The data:
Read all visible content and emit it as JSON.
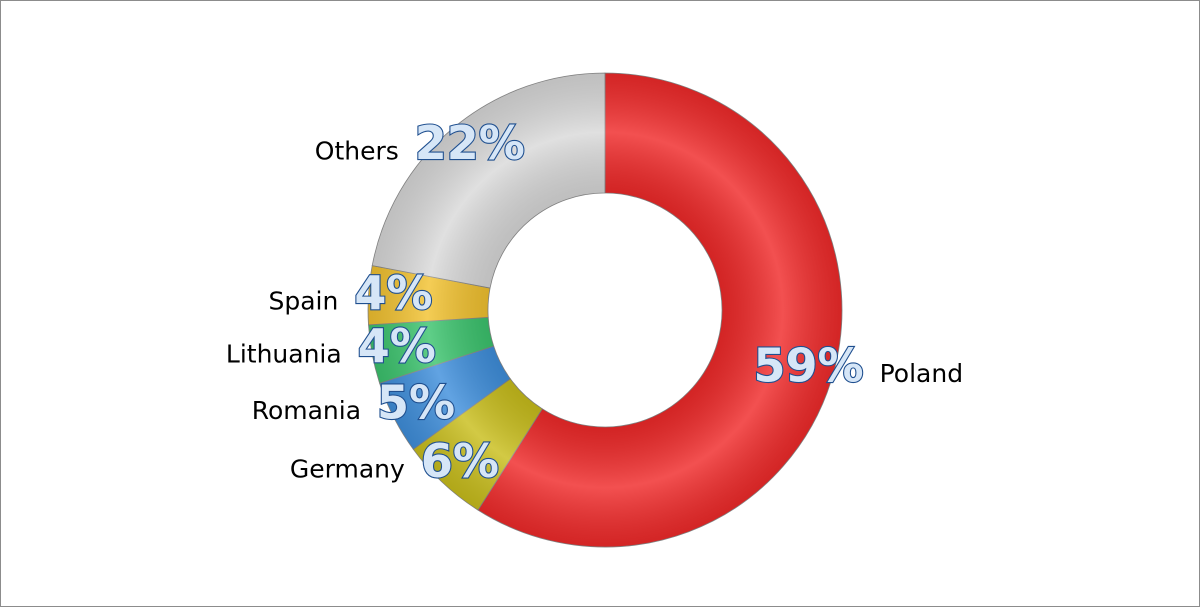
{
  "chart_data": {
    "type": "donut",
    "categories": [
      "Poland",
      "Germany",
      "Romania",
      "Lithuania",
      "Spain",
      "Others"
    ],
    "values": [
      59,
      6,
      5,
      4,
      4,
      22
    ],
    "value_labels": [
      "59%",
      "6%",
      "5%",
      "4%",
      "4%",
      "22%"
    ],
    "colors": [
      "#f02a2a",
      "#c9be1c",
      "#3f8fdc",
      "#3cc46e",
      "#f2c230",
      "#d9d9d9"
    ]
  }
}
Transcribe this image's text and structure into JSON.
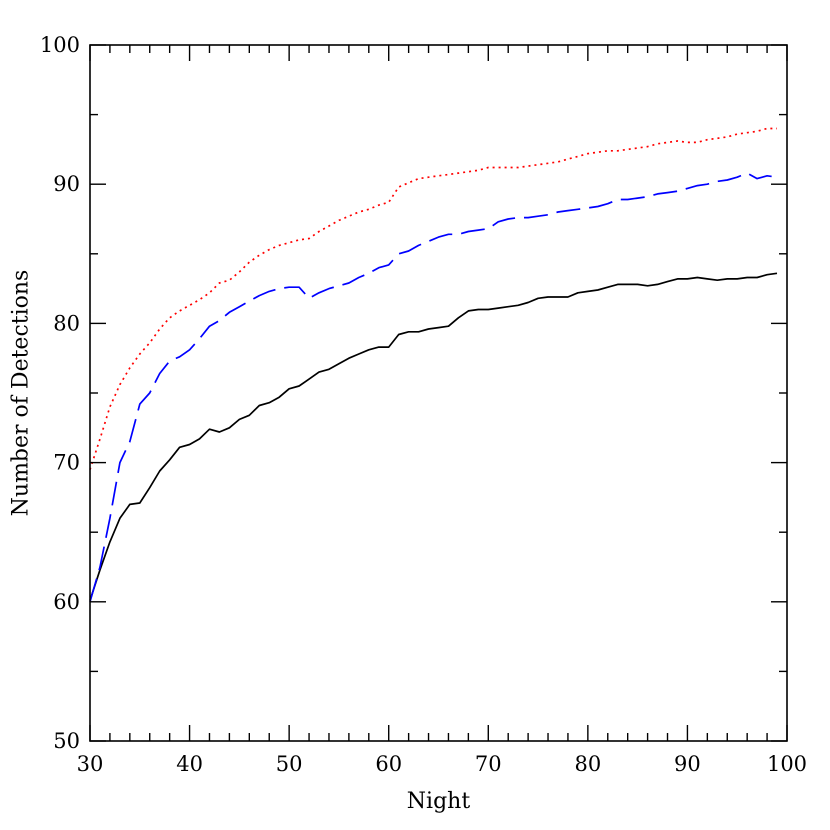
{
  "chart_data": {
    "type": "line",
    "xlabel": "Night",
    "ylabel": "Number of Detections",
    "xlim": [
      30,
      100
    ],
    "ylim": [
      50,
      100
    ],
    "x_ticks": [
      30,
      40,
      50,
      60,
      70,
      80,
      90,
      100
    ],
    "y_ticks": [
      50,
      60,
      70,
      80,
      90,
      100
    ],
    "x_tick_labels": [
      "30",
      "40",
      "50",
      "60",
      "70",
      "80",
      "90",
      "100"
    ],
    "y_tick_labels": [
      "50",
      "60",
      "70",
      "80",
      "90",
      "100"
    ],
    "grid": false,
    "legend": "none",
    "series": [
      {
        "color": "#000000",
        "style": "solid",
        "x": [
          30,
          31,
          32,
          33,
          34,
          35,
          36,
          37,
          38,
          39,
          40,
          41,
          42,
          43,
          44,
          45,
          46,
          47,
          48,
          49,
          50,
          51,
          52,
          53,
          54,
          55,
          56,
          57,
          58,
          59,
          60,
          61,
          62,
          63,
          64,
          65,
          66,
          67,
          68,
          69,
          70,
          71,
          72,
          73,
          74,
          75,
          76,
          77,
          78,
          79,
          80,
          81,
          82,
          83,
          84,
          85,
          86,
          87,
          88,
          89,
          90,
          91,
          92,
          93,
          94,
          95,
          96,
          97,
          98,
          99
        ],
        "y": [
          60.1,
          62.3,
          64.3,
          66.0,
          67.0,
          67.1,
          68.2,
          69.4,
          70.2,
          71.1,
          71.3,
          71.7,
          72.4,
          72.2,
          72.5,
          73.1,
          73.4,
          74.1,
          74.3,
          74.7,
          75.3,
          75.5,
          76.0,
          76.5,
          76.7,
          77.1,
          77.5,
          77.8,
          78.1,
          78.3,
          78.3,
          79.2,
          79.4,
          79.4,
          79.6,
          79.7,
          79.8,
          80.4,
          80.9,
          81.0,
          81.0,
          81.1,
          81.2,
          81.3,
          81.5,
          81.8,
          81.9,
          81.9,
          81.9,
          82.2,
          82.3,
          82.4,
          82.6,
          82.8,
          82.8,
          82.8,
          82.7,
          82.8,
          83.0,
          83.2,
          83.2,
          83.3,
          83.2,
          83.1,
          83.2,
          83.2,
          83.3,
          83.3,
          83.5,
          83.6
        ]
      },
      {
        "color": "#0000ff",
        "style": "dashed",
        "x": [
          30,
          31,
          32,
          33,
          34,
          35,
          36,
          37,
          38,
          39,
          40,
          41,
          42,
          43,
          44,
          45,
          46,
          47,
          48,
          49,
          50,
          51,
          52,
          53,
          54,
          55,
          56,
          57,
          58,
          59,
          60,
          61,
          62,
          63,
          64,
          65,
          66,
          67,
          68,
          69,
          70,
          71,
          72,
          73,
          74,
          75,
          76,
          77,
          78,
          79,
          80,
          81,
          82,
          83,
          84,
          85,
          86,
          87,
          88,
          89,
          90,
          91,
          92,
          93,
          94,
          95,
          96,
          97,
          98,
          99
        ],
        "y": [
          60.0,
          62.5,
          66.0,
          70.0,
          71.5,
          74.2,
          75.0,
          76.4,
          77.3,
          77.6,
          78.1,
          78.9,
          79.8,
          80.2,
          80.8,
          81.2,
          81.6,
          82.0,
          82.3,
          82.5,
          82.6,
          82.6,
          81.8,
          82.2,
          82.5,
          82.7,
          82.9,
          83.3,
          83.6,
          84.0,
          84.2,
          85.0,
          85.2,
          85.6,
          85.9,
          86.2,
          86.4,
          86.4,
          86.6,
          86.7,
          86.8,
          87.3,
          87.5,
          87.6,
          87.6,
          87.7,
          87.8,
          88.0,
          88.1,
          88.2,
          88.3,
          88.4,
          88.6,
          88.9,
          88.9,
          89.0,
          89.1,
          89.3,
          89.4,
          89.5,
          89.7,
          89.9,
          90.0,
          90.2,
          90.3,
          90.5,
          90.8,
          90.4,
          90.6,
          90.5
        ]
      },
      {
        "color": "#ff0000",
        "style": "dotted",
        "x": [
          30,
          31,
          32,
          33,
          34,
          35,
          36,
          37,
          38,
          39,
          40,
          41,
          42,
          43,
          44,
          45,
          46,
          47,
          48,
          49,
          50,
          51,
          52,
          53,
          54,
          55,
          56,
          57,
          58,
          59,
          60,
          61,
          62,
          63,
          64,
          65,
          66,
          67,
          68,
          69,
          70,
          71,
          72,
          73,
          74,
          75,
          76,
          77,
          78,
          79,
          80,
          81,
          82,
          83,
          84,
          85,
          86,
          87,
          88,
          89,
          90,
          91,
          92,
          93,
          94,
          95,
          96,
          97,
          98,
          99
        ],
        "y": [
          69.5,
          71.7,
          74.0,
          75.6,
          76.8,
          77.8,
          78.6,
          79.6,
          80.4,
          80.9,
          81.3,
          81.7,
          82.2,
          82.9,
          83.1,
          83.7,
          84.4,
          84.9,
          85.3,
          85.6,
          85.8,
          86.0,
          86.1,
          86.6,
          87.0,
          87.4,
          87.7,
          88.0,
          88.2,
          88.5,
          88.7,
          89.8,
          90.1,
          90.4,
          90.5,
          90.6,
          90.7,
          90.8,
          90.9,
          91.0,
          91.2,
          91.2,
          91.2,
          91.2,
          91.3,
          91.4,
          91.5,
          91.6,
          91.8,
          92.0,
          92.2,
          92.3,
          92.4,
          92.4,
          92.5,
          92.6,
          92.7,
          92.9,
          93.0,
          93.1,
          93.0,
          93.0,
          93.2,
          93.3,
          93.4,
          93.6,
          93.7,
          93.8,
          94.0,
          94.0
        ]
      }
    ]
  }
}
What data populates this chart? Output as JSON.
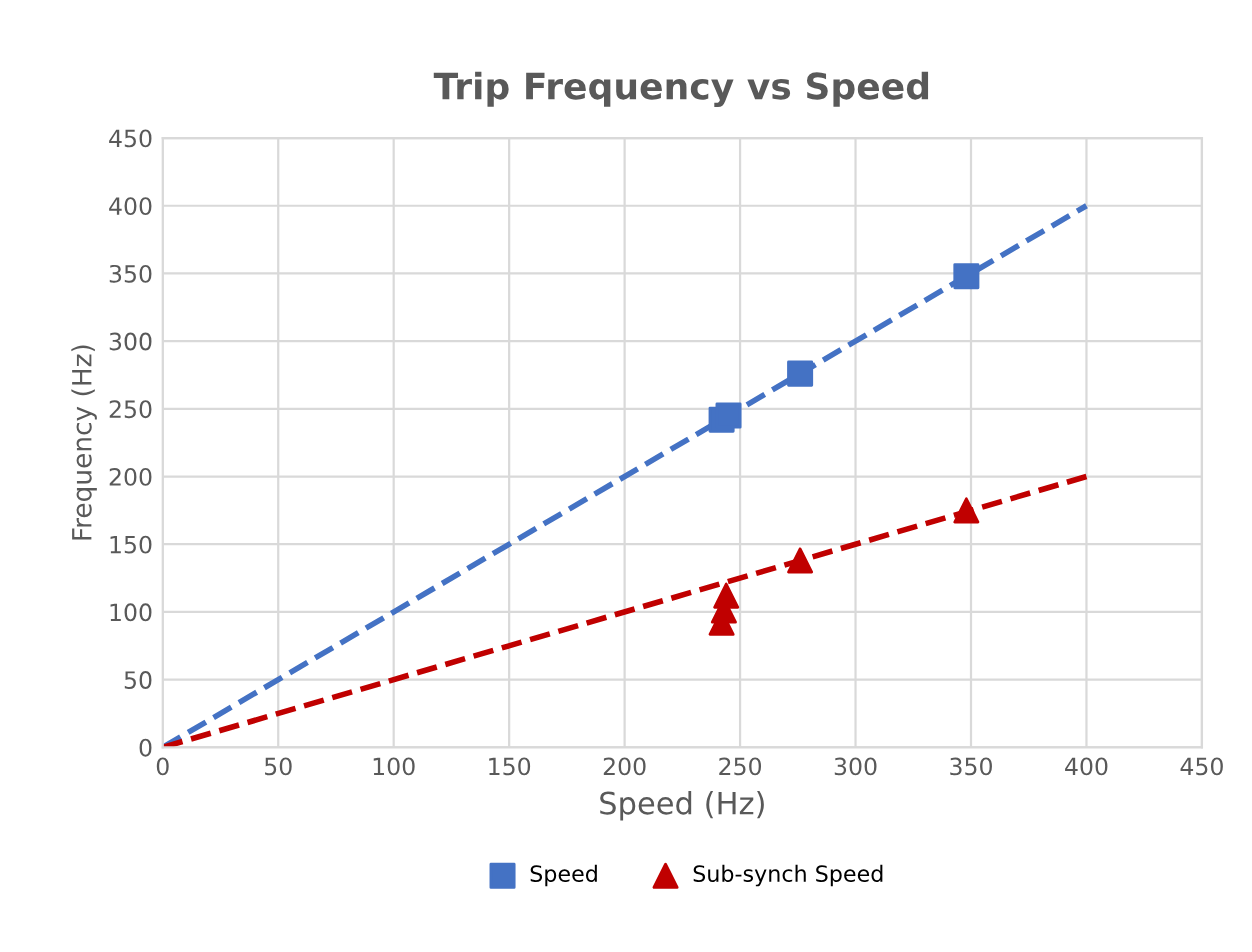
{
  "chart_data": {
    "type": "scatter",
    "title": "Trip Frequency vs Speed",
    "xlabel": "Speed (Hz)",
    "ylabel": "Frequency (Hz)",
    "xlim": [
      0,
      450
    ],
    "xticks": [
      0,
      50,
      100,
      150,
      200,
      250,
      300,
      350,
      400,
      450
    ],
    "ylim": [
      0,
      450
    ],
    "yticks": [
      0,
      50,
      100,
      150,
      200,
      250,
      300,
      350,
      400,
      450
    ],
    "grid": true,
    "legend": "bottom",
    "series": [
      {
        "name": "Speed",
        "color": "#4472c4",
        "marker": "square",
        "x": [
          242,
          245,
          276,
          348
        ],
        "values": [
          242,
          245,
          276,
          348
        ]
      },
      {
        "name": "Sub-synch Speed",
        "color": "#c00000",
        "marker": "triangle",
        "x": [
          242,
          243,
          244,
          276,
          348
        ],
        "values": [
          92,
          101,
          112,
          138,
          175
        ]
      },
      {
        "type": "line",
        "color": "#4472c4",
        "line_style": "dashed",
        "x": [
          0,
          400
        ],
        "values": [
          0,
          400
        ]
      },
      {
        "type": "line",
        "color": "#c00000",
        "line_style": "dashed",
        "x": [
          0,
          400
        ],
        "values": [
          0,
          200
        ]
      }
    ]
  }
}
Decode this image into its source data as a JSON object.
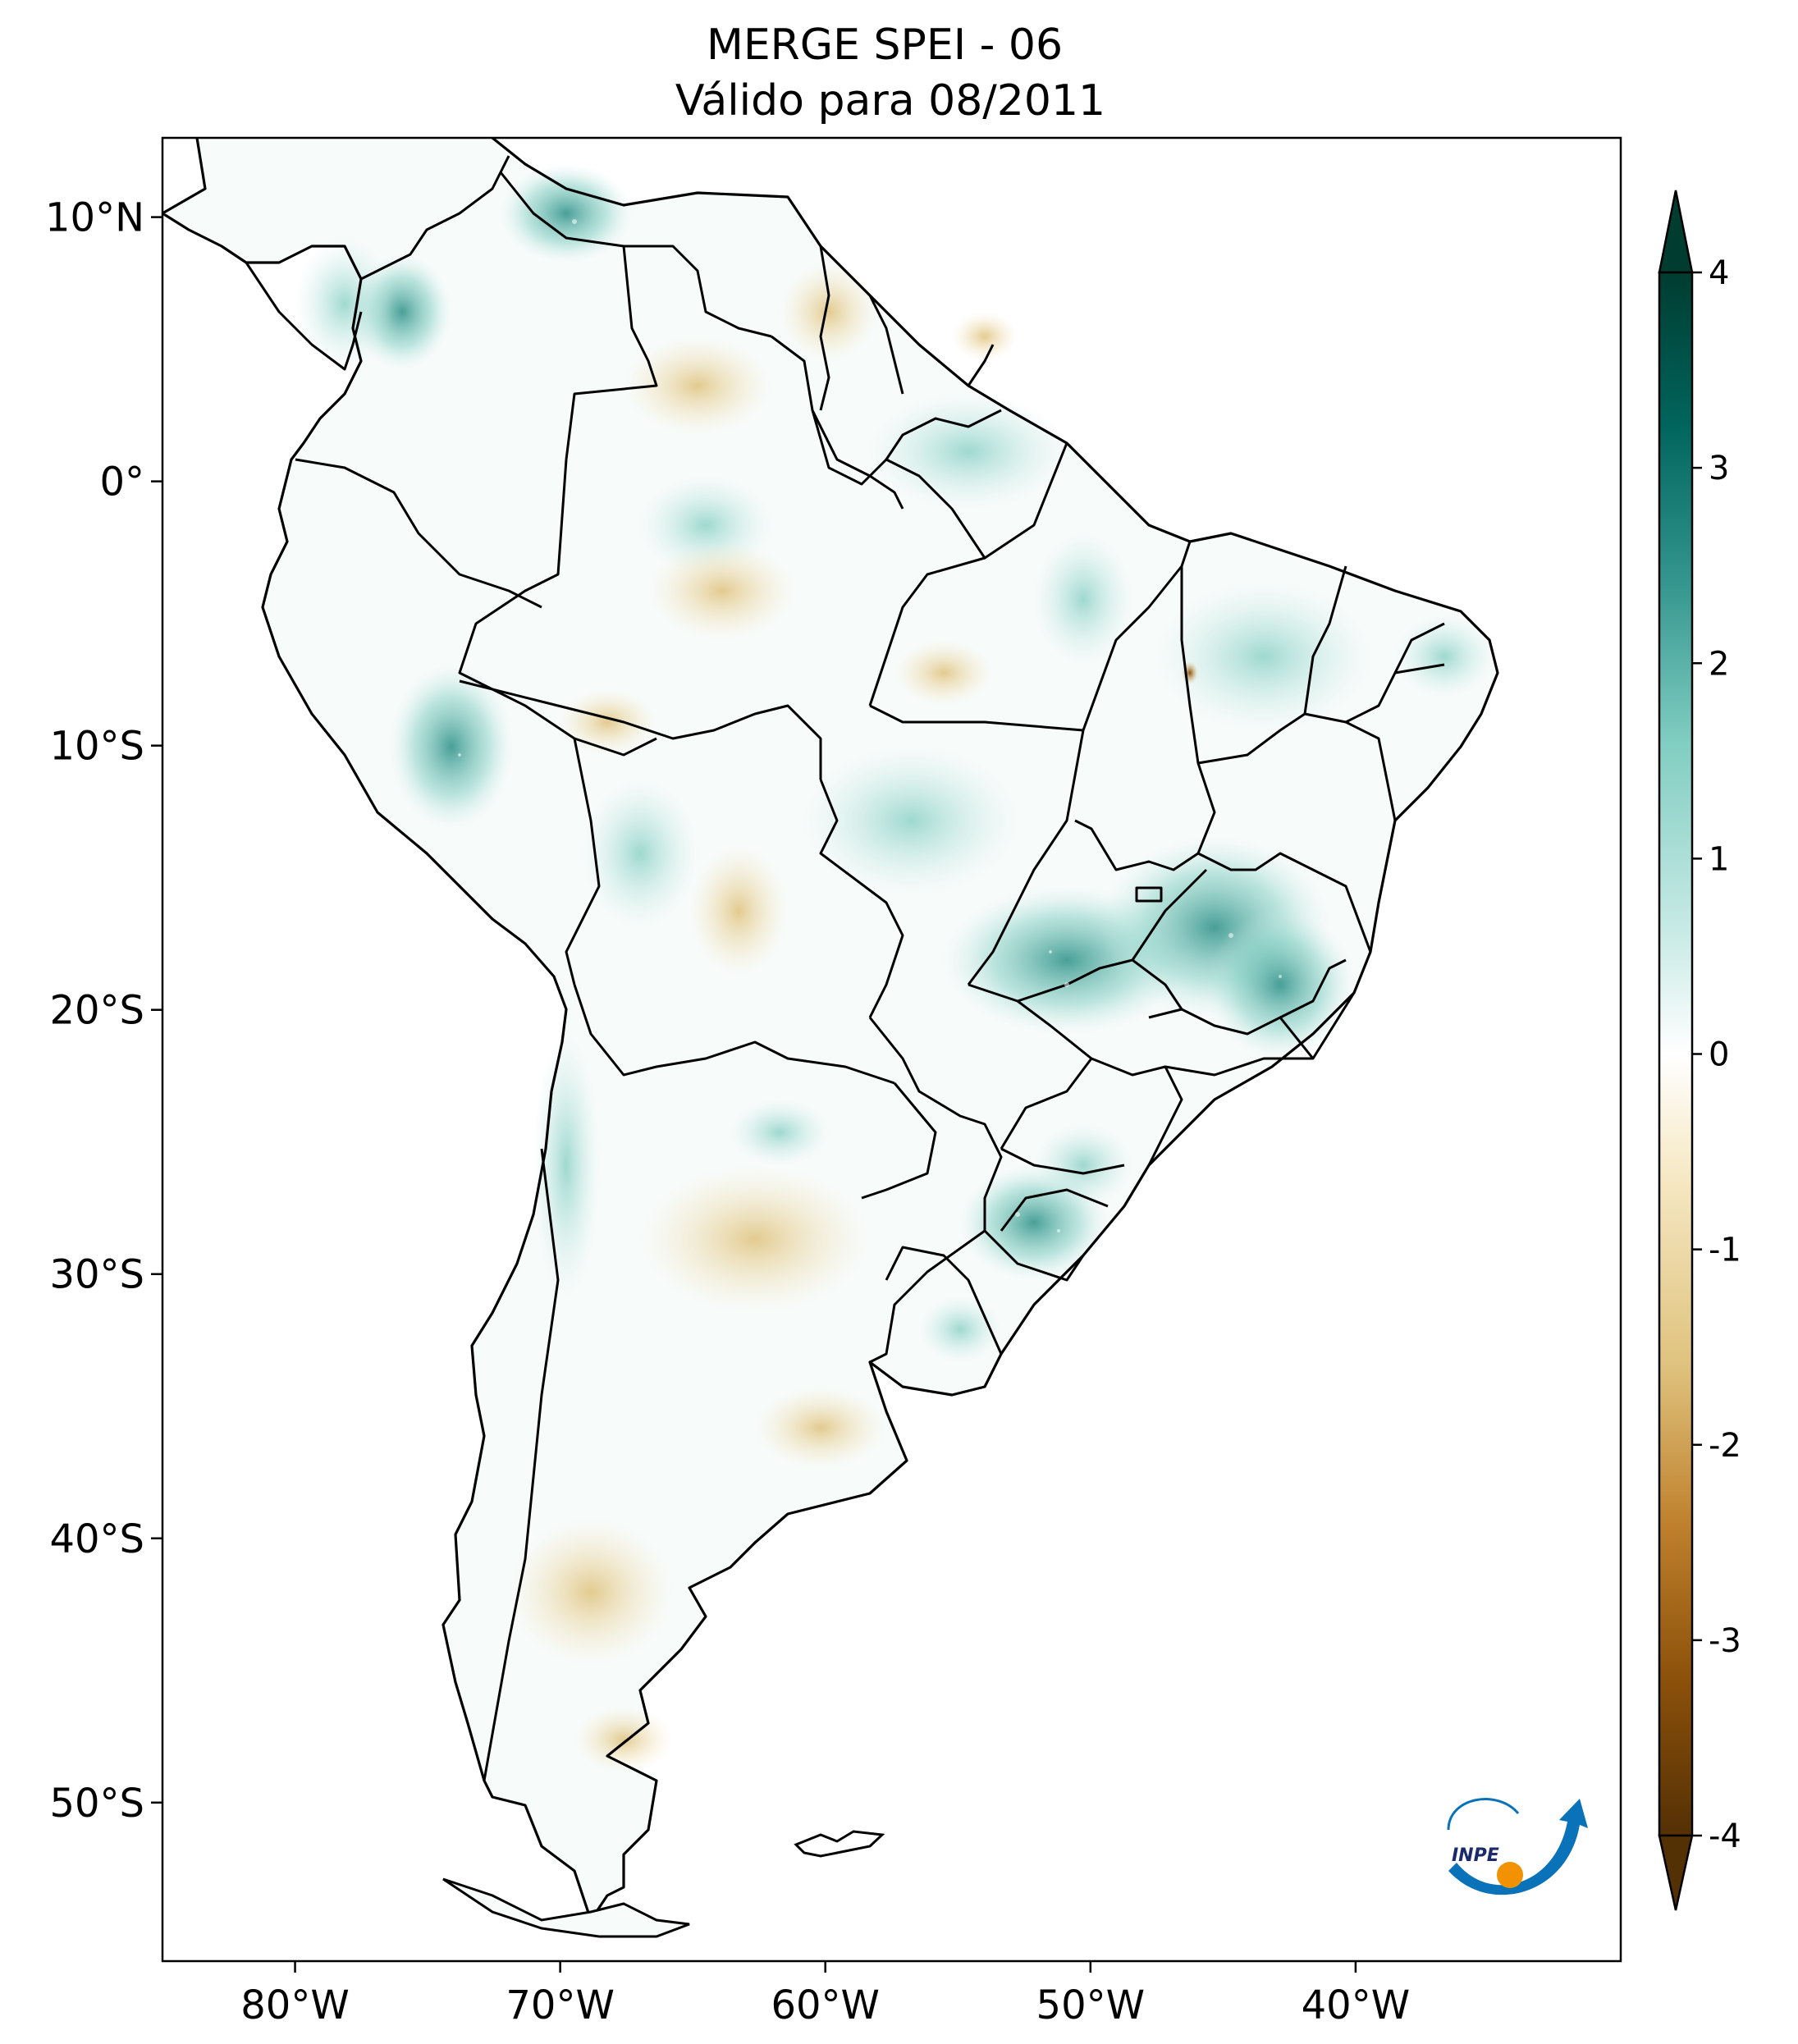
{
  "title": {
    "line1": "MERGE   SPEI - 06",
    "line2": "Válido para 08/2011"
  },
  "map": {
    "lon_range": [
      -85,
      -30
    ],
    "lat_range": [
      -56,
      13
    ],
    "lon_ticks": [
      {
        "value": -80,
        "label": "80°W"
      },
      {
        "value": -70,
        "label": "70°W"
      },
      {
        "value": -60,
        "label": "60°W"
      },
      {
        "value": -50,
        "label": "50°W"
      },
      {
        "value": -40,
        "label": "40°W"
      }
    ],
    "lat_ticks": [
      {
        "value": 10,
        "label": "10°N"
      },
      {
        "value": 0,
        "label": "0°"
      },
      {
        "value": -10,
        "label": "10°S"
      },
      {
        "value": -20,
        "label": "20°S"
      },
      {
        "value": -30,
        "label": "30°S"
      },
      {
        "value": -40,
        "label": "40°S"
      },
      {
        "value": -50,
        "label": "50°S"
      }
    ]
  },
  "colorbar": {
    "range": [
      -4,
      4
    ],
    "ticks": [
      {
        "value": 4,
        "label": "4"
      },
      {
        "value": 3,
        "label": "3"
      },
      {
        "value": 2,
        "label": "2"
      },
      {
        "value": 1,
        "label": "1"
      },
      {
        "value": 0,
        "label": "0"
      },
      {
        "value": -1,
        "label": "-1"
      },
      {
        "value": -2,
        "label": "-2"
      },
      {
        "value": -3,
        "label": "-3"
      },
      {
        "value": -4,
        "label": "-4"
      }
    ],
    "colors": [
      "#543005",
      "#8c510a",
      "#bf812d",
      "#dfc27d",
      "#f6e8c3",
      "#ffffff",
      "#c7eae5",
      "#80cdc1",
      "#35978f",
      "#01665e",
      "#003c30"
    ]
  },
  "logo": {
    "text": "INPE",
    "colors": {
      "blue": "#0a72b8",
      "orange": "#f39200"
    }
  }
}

What is required:
Write out the lines of the listing from the one that holds "Decode this image" to the very last line, both included, exactly as they appear and without any pictures.

Task answer:
Decode this image into its source data as a JSON object.
{
  "title": {
    "line1": "MERGE   SPEI - 06",
    "line2": "Válido para 08/2011"
  },
  "map": {
    "lon_range": [
      -85,
      -30
    ],
    "lat_range": [
      -56,
      13
    ],
    "lon_ticks": [
      {
        "value": -80,
        "label": "80°W"
      },
      {
        "value": -70,
        "label": "70°W"
      },
      {
        "value": -60,
        "label": "60°W"
      },
      {
        "value": -50,
        "label": "50°W"
      },
      {
        "value": -40,
        "label": "40°W"
      }
    ],
    "lat_ticks": [
      {
        "value": 10,
        "label": "10°N"
      },
      {
        "value": 0,
        "label": "0°"
      },
      {
        "value": -10,
        "label": "10°S"
      },
      {
        "value": -20,
        "label": "20°S"
      },
      {
        "value": -30,
        "label": "30°S"
      },
      {
        "value": -40,
        "label": "40°S"
      },
      {
        "value": -50,
        "label": "50°S"
      }
    ]
  },
  "colorbar": {
    "range": [
      -4,
      4
    ],
    "ticks": [
      {
        "value": 4,
        "label": "4"
      },
      {
        "value": 3,
        "label": "3"
      },
      {
        "value": 2,
        "label": "2"
      },
      {
        "value": 1,
        "label": "1"
      },
      {
        "value": 0,
        "label": "0"
      },
      {
        "value": -1,
        "label": "-1"
      },
      {
        "value": -2,
        "label": "-2"
      },
      {
        "value": -3,
        "label": "-3"
      },
      {
        "value": -4,
        "label": "-4"
      }
    ],
    "colors": [
      "#543005",
      "#8c510a",
      "#bf812d",
      "#dfc27d",
      "#f6e8c3",
      "#ffffff",
      "#c7eae5",
      "#80cdc1",
      "#35978f",
      "#01665e",
      "#003c30"
    ]
  },
  "logo": {
    "text": "INPE",
    "colors": {
      "blue": "#0a72b8",
      "orange": "#f39200"
    }
  }
}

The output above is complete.